[What you need to do] Wherever the word "September" appears in a line, extract that line.

[Provided entries]
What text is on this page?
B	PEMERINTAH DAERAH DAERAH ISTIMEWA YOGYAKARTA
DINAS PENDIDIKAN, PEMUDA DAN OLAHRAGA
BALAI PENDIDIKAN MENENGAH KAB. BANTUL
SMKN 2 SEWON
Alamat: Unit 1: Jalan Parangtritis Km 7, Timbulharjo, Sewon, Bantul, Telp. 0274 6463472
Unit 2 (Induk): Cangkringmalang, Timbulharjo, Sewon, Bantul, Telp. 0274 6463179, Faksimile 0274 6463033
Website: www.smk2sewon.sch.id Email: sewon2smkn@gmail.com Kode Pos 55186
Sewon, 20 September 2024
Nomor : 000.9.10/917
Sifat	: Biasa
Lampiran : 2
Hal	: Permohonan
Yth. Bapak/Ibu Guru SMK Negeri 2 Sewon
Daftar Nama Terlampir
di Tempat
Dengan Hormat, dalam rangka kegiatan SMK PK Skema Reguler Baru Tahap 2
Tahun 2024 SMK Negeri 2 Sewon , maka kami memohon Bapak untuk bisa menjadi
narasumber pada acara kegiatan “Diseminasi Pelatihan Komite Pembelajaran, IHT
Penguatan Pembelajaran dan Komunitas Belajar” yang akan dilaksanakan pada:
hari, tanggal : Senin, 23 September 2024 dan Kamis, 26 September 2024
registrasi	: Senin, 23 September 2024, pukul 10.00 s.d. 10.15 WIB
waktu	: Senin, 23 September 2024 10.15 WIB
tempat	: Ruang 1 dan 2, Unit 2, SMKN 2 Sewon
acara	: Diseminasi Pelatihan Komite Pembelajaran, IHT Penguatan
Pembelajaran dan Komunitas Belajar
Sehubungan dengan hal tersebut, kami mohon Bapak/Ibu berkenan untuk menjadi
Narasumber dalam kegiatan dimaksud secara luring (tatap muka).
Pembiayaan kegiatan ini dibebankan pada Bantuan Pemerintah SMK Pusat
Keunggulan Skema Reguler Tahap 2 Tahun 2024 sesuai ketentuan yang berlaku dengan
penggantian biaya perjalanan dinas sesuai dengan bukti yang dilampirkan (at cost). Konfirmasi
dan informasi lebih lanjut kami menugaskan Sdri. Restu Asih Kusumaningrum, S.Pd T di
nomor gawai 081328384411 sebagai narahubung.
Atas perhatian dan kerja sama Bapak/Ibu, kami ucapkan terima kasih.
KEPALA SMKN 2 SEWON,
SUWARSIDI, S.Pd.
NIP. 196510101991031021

[Solved problem]
Sewon, 20 September 2024
hari, tanggal : Senin, 23 September 2024 dan Kamis, 26 September 2024
registrasi	: Senin, 23 September 2024, pukul 10.00 s.d. 10.15 WIB
waktu	: Senin, 23 September 2024 10.15 WIB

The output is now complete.